◆ Provided data:
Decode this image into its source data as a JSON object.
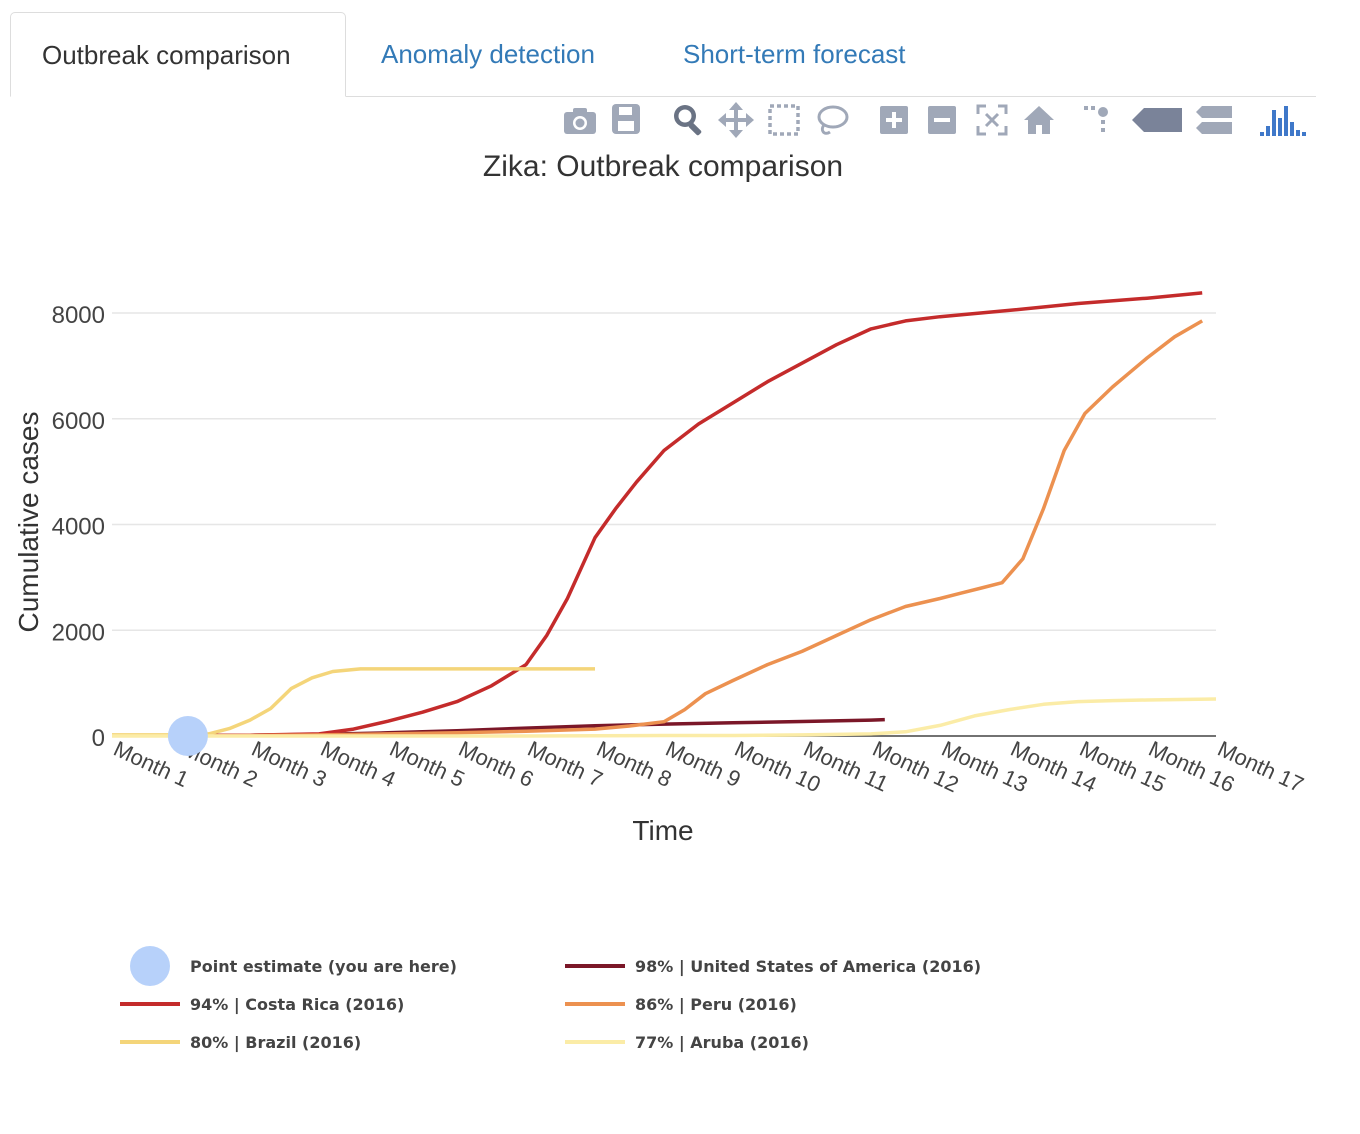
{
  "tabs": [
    {
      "label": "Outbreak comparison",
      "active": true
    },
    {
      "label": "Anomaly detection",
      "active": false
    },
    {
      "label": "Short-term forecast",
      "active": false
    }
  ],
  "toolbar": {
    "icons": [
      "camera-icon",
      "save-icon",
      "zoom-icon",
      "pan-icon",
      "box-select-icon",
      "lasso-select-icon",
      "zoom-in-icon",
      "zoom-out-icon",
      "autoscale-icon",
      "reset-axes-icon",
      "toggle-spike-lines-icon",
      "hover-closest-icon",
      "hover-compare-icon",
      "plotly-logo-icon"
    ]
  },
  "chart_data": {
    "type": "line",
    "title": "Zika: Outbreak comparison",
    "xlabel": "Time",
    "ylabel": "Cumulative cases",
    "categories": [
      "Month 1",
      "Month 2",
      "Month 3",
      "Month 4",
      "Month 5",
      "Month 6",
      "Month 7",
      "Month 8",
      "Month 9",
      "Month 10",
      "Month 11",
      "Month 12",
      "Month 13",
      "Month 14",
      "Month 15",
      "Month 16",
      "Month 17"
    ],
    "ylim": [
      0,
      8700
    ],
    "yticks": [
      0,
      2000,
      4000,
      6000,
      8000
    ],
    "grid": true,
    "legend_position": "bottom",
    "point_estimate": {
      "name": "Point estimate (you are here)",
      "x": 2.1,
      "y": 0,
      "color": "#b7d1fa"
    },
    "series": [
      {
        "name": "98% | United States of America (2016)",
        "color": "#7b1728",
        "x": [
          1,
          2,
          3,
          4,
          5,
          6,
          7,
          8,
          9,
          10,
          11,
          12,
          12.2
        ],
        "y": [
          10,
          10,
          15,
          30,
          60,
          100,
          150,
          195,
          225,
          250,
          275,
          300,
          310
        ]
      },
      {
        "name": "94% | Costa Rica (2016)",
        "color": "#c42b2b",
        "x": [
          1,
          2,
          3,
          4,
          4.5,
          5,
          5.5,
          6,
          6.5,
          7,
          7.3,
          7.6,
          8,
          8.3,
          8.6,
          9,
          9.5,
          10,
          10.5,
          11,
          11.5,
          12,
          12.5,
          13,
          14,
          15,
          16,
          16.8
        ],
        "y": [
          10,
          10,
          15,
          40,
          130,
          280,
          450,
          650,
          950,
          1350,
          1900,
          2600,
          3750,
          4300,
          4800,
          5400,
          5900,
          6300,
          6700,
          7050,
          7400,
          7700,
          7850,
          7930,
          8050,
          8180,
          8280,
          8380
        ]
      },
      {
        "name": "86% | Peru (2016)",
        "color": "#ec9150",
        "x": [
          1,
          2,
          3,
          4,
          5,
          6,
          7,
          8,
          8.5,
          9,
          9.3,
          9.6,
          10,
          10.5,
          11,
          11.5,
          12,
          12.5,
          13,
          13.3,
          13.6,
          13.9,
          14.2,
          14.5,
          14.8,
          15.1,
          15.5,
          16,
          16.4,
          16.8
        ],
        "y": [
          5,
          5,
          10,
          20,
          40,
          60,
          90,
          130,
          190,
          270,
          500,
          800,
          1050,
          1350,
          1600,
          1900,
          2200,
          2450,
          2600,
          2700,
          2800,
          2900,
          3350,
          4300,
          5400,
          6100,
          6600,
          7150,
          7550,
          7850
        ]
      },
      {
        "name": "80% | Brazil (2016)",
        "color": "#f4d57a",
        "x": [
          1,
          2,
          2.4,
          2.7,
          3,
          3.3,
          3.6,
          3.9,
          4.2,
          4.6,
          5,
          6,
          7,
          8
        ],
        "y": [
          20,
          20,
          40,
          140,
          300,
          520,
          900,
          1100,
          1220,
          1270,
          1270,
          1270,
          1270,
          1270
        ]
      },
      {
        "name": "77% | Aruba (2016)",
        "color": "#fbeca7",
        "x": [
          1,
          2,
          3,
          4,
          5,
          6,
          7,
          8,
          9,
          10,
          11,
          12,
          12.5,
          13,
          13.5,
          14,
          14.5,
          15,
          15.5,
          16,
          16.5,
          17
        ],
        "y": [
          0,
          0,
          0,
          0,
          0,
          0,
          0,
          5,
          10,
          10,
          20,
          40,
          80,
          200,
          380,
          500,
          600,
          650,
          670,
          680,
          690,
          700
        ]
      }
    ]
  }
}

◆ Requirements: List each line of the records that holds the string "Outbreak".

◆ Written response:
      "label": "Outbreak comparison",
    "title": "Zika: Outbreak comparison",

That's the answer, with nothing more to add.